Wherever the word "приложения" appears in a line, copy that line.

________________

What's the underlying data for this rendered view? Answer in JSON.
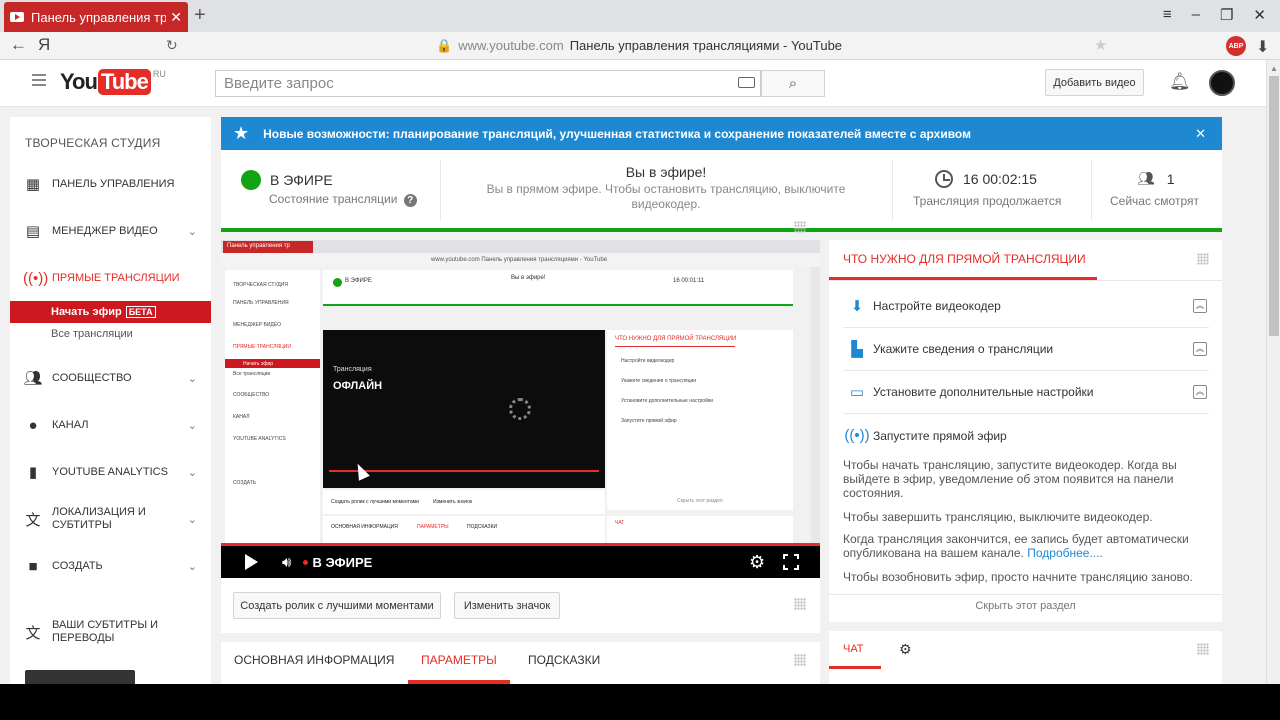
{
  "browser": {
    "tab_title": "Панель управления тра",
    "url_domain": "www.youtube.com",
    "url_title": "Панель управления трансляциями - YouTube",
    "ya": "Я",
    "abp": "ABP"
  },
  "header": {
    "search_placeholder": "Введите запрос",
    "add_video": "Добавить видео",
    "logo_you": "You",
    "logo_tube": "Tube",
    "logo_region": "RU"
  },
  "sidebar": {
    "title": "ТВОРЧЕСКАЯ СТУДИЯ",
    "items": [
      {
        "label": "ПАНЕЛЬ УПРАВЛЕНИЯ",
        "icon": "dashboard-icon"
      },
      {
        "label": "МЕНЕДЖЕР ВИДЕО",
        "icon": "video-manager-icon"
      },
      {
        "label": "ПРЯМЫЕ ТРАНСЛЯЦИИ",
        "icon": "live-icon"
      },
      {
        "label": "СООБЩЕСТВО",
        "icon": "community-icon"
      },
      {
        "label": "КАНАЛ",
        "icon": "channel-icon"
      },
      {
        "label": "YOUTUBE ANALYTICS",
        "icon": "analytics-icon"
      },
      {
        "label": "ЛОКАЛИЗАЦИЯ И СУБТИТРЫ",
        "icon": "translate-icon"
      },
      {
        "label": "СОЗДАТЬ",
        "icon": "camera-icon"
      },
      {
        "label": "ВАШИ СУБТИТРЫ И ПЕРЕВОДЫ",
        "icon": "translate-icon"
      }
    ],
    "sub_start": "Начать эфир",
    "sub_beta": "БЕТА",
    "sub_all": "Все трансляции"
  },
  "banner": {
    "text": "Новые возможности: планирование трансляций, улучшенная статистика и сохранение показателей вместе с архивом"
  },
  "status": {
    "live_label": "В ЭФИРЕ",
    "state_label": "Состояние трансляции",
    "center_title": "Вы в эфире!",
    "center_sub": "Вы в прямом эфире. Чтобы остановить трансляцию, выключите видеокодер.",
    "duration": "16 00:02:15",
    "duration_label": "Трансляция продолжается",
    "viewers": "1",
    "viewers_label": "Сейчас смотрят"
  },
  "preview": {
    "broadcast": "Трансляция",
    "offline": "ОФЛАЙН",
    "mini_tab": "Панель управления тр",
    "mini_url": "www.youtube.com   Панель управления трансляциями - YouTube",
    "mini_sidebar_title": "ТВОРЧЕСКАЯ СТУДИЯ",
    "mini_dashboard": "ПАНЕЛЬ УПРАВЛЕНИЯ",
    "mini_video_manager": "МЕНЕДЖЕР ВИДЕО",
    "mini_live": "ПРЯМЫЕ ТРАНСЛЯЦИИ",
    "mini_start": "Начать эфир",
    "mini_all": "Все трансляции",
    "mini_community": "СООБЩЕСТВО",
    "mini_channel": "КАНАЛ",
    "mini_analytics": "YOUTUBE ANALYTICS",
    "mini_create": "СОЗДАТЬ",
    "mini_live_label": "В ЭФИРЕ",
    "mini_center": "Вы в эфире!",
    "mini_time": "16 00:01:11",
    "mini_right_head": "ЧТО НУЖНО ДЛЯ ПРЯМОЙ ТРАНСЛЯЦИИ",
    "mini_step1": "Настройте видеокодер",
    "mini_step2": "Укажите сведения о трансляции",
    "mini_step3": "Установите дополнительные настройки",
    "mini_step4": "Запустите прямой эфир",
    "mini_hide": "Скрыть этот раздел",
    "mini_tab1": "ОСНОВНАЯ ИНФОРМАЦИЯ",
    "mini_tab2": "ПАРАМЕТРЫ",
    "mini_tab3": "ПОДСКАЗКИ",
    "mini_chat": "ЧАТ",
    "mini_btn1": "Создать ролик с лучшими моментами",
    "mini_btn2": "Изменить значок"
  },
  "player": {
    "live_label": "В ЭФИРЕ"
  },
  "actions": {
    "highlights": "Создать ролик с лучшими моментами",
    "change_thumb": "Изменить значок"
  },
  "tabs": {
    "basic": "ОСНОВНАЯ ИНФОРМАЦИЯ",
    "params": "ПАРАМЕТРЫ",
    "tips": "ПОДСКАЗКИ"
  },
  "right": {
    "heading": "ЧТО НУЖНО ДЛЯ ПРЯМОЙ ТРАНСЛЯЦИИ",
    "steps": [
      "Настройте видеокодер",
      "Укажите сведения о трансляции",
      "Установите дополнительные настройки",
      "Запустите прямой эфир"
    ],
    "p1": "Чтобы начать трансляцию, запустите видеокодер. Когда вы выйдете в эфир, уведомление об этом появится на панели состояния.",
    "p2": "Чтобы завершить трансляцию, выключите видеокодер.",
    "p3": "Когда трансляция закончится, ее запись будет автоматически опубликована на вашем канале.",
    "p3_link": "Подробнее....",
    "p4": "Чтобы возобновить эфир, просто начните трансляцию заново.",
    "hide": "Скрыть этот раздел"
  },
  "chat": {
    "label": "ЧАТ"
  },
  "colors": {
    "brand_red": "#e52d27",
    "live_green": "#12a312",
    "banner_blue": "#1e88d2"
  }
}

________________

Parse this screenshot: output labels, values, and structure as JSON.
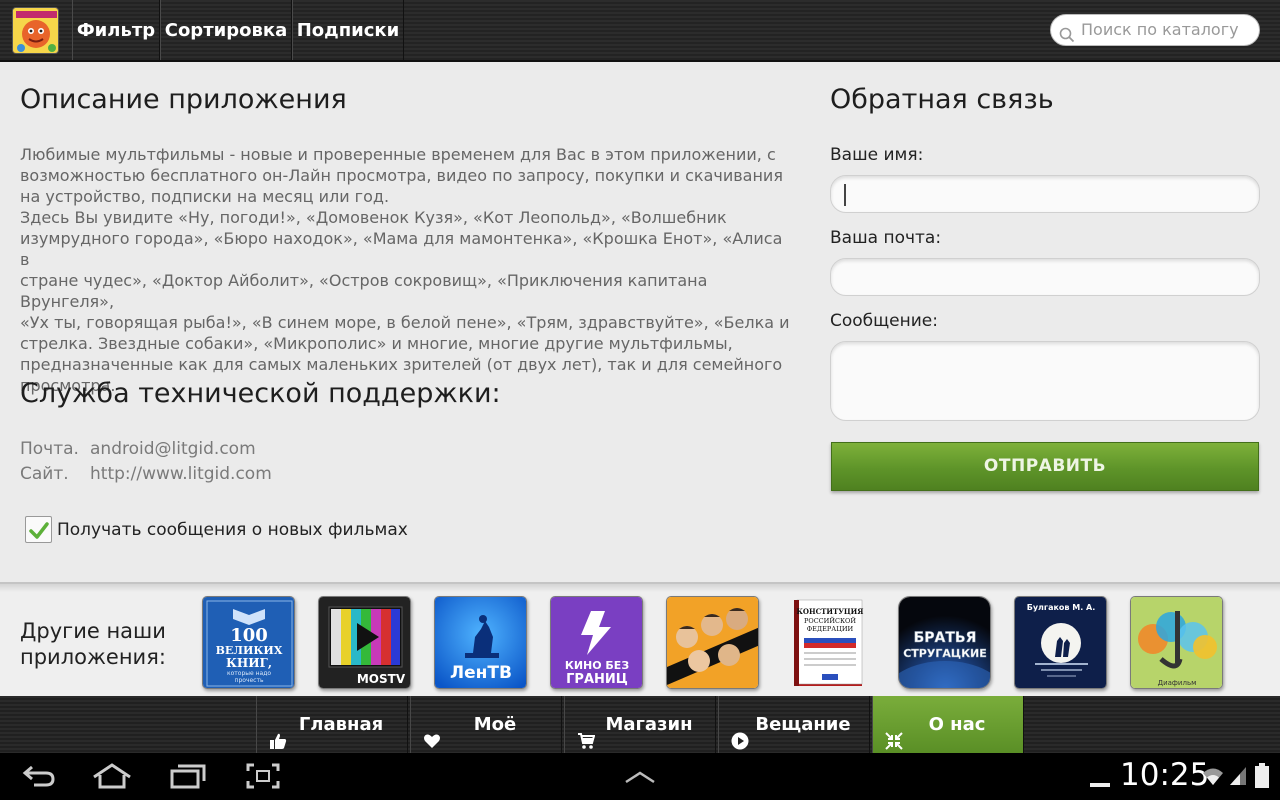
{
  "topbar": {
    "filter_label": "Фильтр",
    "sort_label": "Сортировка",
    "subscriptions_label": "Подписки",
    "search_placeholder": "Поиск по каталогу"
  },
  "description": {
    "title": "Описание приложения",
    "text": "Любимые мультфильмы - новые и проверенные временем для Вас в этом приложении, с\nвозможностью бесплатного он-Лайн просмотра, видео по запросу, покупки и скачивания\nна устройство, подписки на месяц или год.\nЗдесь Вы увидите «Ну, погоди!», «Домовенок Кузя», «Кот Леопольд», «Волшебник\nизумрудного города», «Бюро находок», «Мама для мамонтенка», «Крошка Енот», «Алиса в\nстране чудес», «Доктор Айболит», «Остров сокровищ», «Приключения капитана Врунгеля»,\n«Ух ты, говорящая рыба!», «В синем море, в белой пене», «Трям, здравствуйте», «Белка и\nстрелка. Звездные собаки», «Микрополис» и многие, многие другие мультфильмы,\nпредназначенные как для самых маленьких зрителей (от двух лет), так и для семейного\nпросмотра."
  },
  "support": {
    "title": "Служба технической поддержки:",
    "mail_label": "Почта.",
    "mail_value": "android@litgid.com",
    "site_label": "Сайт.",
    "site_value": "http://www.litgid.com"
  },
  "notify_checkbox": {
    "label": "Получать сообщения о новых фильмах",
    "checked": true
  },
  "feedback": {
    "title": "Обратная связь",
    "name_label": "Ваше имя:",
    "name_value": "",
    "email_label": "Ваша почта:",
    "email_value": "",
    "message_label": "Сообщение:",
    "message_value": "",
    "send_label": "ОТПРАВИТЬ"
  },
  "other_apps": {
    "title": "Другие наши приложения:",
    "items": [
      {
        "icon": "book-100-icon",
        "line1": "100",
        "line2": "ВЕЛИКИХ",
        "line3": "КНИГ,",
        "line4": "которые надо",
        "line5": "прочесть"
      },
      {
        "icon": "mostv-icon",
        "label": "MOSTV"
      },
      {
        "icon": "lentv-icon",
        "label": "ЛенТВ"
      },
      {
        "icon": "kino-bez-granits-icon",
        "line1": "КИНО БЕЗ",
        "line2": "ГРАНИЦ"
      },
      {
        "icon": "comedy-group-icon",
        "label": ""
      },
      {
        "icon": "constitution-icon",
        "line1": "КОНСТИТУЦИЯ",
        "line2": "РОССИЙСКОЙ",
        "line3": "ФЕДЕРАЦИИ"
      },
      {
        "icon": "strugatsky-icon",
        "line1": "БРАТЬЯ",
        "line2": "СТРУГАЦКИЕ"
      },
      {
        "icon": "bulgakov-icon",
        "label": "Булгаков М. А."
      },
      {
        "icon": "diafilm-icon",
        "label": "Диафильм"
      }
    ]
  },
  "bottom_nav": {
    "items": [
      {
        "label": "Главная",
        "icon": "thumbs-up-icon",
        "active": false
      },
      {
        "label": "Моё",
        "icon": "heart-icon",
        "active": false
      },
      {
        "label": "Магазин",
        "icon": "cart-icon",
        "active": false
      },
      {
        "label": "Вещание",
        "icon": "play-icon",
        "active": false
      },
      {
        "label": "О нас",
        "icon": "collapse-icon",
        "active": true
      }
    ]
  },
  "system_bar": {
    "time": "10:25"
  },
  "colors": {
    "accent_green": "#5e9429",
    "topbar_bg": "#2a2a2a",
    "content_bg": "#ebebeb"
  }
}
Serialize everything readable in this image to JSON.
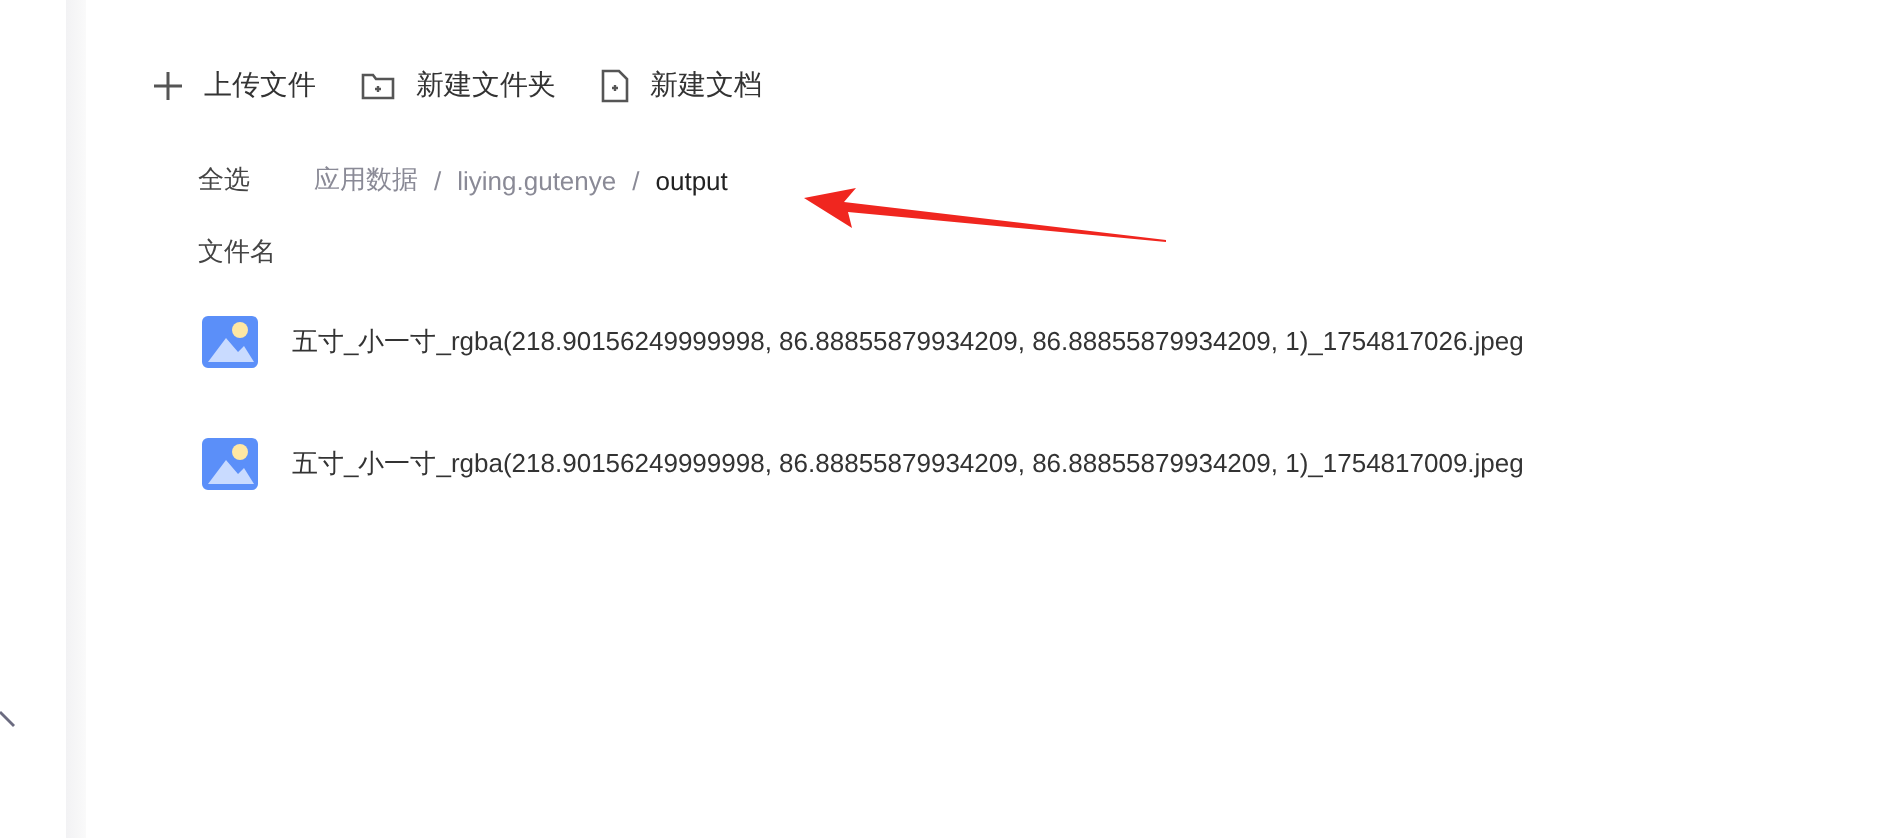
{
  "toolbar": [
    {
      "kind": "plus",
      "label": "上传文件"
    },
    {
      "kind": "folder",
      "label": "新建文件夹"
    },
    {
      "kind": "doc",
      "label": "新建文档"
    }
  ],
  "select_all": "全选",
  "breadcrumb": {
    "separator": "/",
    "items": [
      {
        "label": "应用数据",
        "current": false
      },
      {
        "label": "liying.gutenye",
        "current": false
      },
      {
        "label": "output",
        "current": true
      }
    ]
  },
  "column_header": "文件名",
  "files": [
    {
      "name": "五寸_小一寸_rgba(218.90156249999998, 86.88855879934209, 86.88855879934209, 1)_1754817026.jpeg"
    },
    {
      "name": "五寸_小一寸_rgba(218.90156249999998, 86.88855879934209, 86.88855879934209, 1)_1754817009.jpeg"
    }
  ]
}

________________

FULL ANSWER:
    "title": "Описание приложения",
    "title": "Другие наши приложения:",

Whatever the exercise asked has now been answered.